# Your objective
Write out the whole listing, matching it exactly.

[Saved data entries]

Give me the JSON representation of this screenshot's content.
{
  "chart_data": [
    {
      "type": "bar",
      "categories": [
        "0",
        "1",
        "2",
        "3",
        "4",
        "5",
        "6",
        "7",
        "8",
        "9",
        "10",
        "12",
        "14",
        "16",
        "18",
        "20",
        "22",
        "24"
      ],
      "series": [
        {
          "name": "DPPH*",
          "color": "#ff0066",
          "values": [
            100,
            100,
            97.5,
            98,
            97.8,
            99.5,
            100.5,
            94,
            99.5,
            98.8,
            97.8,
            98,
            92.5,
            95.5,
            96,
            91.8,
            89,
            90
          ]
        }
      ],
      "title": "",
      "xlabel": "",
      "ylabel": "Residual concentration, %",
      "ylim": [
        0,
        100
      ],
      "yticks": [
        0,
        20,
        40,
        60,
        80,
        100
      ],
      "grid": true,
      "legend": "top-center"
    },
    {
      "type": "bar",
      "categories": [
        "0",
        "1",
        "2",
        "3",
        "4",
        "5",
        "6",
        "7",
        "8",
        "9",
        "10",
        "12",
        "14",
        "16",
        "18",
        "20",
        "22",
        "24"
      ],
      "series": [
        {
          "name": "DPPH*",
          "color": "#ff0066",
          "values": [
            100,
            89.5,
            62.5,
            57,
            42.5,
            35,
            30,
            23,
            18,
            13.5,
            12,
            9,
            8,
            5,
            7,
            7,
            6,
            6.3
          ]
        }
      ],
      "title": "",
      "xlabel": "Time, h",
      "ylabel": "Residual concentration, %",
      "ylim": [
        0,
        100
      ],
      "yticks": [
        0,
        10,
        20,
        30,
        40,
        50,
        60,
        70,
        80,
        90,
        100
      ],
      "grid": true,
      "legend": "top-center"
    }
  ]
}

# Task answer
Give me the JSON representation of this screenshot's content.
{
  "chart_data": [
    {
      "type": "bar",
      "categories": [
        "0",
        "1",
        "2",
        "3",
        "4",
        "5",
        "6",
        "7",
        "8",
        "9",
        "10",
        "12",
        "14",
        "16",
        "18",
        "20",
        "22",
        "24"
      ],
      "series": [
        {
          "name": "DPPH*",
          "color": "#ff0066",
          "values": [
            100,
            100,
            97.5,
            98,
            97.8,
            99.5,
            100.5,
            94,
            99.5,
            98.8,
            97.8,
            98,
            92.5,
            95.5,
            96,
            91.8,
            89,
            90
          ]
        }
      ],
      "title": "",
      "xlabel": "",
      "ylabel": "Residual concentration, %",
      "ylim": [
        0,
        100
      ],
      "yticks": [
        0,
        20,
        40,
        60,
        80,
        100
      ],
      "grid": true,
      "legend": "top-center"
    },
    {
      "type": "bar",
      "categories": [
        "0",
        "1",
        "2",
        "3",
        "4",
        "5",
        "6",
        "7",
        "8",
        "9",
        "10",
        "12",
        "14",
        "16",
        "18",
        "20",
        "22",
        "24"
      ],
      "series": [
        {
          "name": "DPPH*",
          "color": "#ff0066",
          "values": [
            100,
            89.5,
            62.5,
            57,
            42.5,
            35,
            30,
            23,
            18,
            13.5,
            12,
            9,
            8,
            5,
            7,
            7,
            6,
            6.3
          ]
        }
      ],
      "title": "",
      "xlabel": "Time, h",
      "ylabel": "Residual concentration, %",
      "ylim": [
        0,
        100
      ],
      "yticks": [
        0,
        10,
        20,
        30,
        40,
        50,
        60,
        70,
        80,
        90,
        100
      ],
      "grid": true,
      "legend": "top-center"
    }
  ]
}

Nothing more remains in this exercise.